** start **

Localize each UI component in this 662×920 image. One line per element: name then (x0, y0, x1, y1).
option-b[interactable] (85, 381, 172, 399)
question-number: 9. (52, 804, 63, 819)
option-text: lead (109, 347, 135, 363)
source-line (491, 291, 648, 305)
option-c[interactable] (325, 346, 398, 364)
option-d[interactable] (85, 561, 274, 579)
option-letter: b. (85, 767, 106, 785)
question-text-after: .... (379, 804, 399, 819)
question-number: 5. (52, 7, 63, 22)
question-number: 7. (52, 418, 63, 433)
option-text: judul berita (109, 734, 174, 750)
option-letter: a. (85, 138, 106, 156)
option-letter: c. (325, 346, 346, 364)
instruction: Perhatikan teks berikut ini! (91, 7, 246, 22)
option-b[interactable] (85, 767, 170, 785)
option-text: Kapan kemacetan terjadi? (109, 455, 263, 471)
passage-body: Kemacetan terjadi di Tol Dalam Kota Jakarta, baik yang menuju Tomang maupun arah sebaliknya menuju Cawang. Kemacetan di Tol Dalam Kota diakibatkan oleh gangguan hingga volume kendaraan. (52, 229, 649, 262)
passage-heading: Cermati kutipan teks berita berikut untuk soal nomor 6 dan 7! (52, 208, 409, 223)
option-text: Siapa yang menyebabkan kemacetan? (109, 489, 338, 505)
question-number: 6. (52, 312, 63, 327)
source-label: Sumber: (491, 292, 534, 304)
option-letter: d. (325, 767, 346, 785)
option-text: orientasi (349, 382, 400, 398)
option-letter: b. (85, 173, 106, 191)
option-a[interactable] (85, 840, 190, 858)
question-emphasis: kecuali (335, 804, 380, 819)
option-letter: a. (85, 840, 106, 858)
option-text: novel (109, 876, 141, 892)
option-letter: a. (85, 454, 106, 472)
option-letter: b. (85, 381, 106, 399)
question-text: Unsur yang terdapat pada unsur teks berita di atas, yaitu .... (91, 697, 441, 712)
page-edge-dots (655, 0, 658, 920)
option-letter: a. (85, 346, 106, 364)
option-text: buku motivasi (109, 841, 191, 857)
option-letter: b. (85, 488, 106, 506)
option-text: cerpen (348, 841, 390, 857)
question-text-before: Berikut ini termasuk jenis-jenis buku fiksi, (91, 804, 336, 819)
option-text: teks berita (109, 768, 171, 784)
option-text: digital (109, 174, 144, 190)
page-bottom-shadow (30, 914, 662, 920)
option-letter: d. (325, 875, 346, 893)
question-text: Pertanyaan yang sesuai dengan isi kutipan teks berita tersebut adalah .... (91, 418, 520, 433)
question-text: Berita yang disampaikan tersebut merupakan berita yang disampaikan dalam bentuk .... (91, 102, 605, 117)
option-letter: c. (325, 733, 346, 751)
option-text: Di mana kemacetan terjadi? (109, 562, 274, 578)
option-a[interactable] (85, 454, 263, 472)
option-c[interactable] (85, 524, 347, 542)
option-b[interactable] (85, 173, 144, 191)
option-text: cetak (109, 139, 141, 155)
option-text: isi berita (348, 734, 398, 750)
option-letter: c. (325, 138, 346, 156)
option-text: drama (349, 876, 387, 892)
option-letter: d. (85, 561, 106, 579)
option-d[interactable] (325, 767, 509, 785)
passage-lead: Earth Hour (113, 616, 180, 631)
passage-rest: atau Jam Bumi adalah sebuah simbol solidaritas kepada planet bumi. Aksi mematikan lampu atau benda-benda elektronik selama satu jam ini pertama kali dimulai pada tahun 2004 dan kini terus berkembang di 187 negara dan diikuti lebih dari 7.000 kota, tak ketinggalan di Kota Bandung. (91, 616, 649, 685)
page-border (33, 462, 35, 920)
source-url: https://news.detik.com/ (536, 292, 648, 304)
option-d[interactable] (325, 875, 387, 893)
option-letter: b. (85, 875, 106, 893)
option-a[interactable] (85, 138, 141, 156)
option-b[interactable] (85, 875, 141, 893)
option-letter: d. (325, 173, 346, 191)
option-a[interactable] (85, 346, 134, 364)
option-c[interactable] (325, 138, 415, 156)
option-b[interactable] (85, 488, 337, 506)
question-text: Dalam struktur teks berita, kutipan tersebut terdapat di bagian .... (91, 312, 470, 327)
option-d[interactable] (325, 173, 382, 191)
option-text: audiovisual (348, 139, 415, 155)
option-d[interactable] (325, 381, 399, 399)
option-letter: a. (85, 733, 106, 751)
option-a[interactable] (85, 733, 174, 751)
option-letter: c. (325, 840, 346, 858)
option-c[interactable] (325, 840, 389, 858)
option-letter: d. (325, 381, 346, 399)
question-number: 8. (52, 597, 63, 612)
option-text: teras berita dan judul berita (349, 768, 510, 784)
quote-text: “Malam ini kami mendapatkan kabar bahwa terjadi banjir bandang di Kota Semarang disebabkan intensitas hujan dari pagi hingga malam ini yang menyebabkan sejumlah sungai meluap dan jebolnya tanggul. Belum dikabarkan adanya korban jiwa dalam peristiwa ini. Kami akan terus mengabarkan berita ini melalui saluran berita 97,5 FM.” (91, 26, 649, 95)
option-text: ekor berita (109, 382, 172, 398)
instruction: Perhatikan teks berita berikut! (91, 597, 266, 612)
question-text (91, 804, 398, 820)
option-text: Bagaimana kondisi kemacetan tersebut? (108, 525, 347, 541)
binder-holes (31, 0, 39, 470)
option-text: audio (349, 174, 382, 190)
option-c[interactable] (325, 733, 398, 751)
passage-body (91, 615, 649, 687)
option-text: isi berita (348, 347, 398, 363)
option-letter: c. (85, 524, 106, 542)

** end **

WHAT YOU NEED TO DO:
Rewrite the listing above, replacing every "option-letter" with "choice-letter" and leaving everything else unchanged.

FINAL RESULT:
Localize each UI component in this 662×920 image. One line per element: name then (x0, y0, x1, y1).
option-b[interactable] (85, 381, 172, 399)
question-number: 9. (52, 804, 63, 819)
option-text: lead (109, 347, 135, 363)
source-line (491, 291, 648, 305)
option-c[interactable] (325, 346, 398, 364)
option-d[interactable] (85, 561, 274, 579)
choice-letter: b. (85, 767, 106, 785)
question-text-after: .... (379, 804, 399, 819)
question-number: 5. (52, 7, 63, 22)
question-number: 7. (52, 418, 63, 433)
option-text: judul berita (109, 734, 174, 750)
choice-letter: a. (85, 138, 106, 156)
choice-letter: c. (325, 346, 346, 364)
instruction: Perhatikan teks berikut ini! (91, 7, 246, 22)
option-b[interactable] (85, 767, 170, 785)
option-text: Kapan kemacetan terjadi? (109, 455, 263, 471)
passage-body: Kemacetan terjadi di Tol Dalam Kota Jakarta, baik yang menuju Tomang maupun arah sebaliknya menuju Cawang. Kemacetan di Tol Dalam Kota diakibatkan oleh gangguan hingga volume kendaraan. (52, 229, 649, 262)
passage-heading: Cermati kutipan teks berita berikut untuk soal nomor 6 dan 7! (52, 208, 409, 223)
option-text: Siapa yang menyebabkan kemacetan? (109, 489, 338, 505)
question-number: 6. (52, 312, 63, 327)
source-label: Sumber: (491, 292, 534, 304)
choice-letter: d. (325, 767, 346, 785)
option-text: orientasi (349, 382, 400, 398)
choice-letter: b. (85, 173, 106, 191)
option-a[interactable] (85, 840, 190, 858)
question-emphasis: kecuali (335, 804, 380, 819)
choice-letter: a. (85, 840, 106, 858)
option-text: novel (109, 876, 141, 892)
choice-letter: a. (85, 454, 106, 472)
choice-letter: b. (85, 381, 106, 399)
question-text: Unsur yang terdapat pada unsur teks berita di atas, yaitu .... (91, 697, 441, 712)
page-edge-dots (655, 0, 658, 920)
choice-letter: a. (85, 346, 106, 364)
option-text: buku motivasi (109, 841, 191, 857)
choice-letter: b. (85, 488, 106, 506)
option-text: cerpen (348, 841, 390, 857)
question-text-before: Berikut ini termasuk jenis-jenis buku fiksi, (91, 804, 336, 819)
option-text: teks berita (109, 768, 171, 784)
option-text: digital (109, 174, 144, 190)
page-bottom-shadow (30, 914, 662, 920)
choice-letter: d. (325, 875, 346, 893)
question-text: Pertanyaan yang sesuai dengan isi kutipan teks berita tersebut adalah .... (91, 418, 520, 433)
question-text: Berita yang disampaikan tersebut merupakan berita yang disampaikan dalam bentuk .... (91, 102, 605, 117)
choice-letter: c. (325, 733, 346, 751)
option-text: Di mana kemacetan terjadi? (109, 562, 274, 578)
option-a[interactable] (85, 454, 263, 472)
option-c[interactable] (85, 524, 347, 542)
option-b[interactable] (85, 173, 144, 191)
option-text: cetak (109, 139, 141, 155)
option-text: isi berita (348, 734, 398, 750)
choice-letter: c. (325, 138, 346, 156)
option-text: drama (349, 876, 387, 892)
choice-letter: d. (85, 561, 106, 579)
option-d[interactable] (325, 767, 509, 785)
passage-lead: Earth Hour (113, 616, 180, 631)
passage-rest: atau Jam Bumi adalah sebuah simbol solidaritas kepada planet bumi. Aksi mematikan lampu atau benda-benda elektronik selama satu jam ini pertama kali dimulai pada tahun 2004 dan kini terus berkembang di 187 negara dan diikuti lebih dari 7.000 kota, tak ketinggalan di Kota Bandung. (91, 616, 649, 685)
page-border (33, 462, 35, 920)
source-url: https://news.detik.com/ (536, 292, 648, 304)
option-d[interactable] (325, 875, 387, 893)
choice-letter: b. (85, 875, 106, 893)
option-a[interactable] (85, 138, 141, 156)
option-b[interactable] (85, 875, 141, 893)
choice-letter: d. (325, 173, 346, 191)
option-a[interactable] (85, 346, 134, 364)
option-c[interactable] (325, 138, 415, 156)
option-b[interactable] (85, 488, 337, 506)
question-text: Dalam struktur teks berita, kutipan tersebut terdapat di bagian .... (91, 312, 470, 327)
option-d[interactable] (325, 173, 382, 191)
option-text: audiovisual (348, 139, 415, 155)
option-d[interactable] (325, 381, 399, 399)
choice-letter: a. (85, 733, 106, 751)
option-a[interactable] (85, 733, 174, 751)
choice-letter: c. (325, 840, 346, 858)
option-c[interactable] (325, 840, 389, 858)
choice-letter: d. (325, 381, 346, 399)
question-number: 8. (52, 597, 63, 612)
option-text: teras berita dan judul berita (349, 768, 510, 784)
quote-text: “Malam ini kami mendapatkan kabar bahwa terjadi banjir bandang di Kota Semarang disebabkan intensitas hujan dari pagi hingga malam ini yang menyebabkan sejumlah sungai meluap dan jebolnya tanggul. Belum dikabarkan adanya korban jiwa dalam peristiwa ini. Kami akan terus mengabarkan berita ini melalui saluran berita 97,5 FM.” (91, 26, 649, 95)
option-text: ekor berita (109, 382, 172, 398)
instruction: Perhatikan teks berita berikut! (91, 597, 266, 612)
question-text (91, 804, 398, 820)
option-text: Bagaimana kondisi kemacetan tersebut? (108, 525, 347, 541)
binder-holes (31, 0, 39, 470)
option-text: audio (349, 174, 382, 190)
option-c[interactable] (325, 733, 398, 751)
passage-body (91, 615, 649, 687)
option-text: isi berita (348, 347, 398, 363)
choice-letter: c. (85, 524, 106, 542)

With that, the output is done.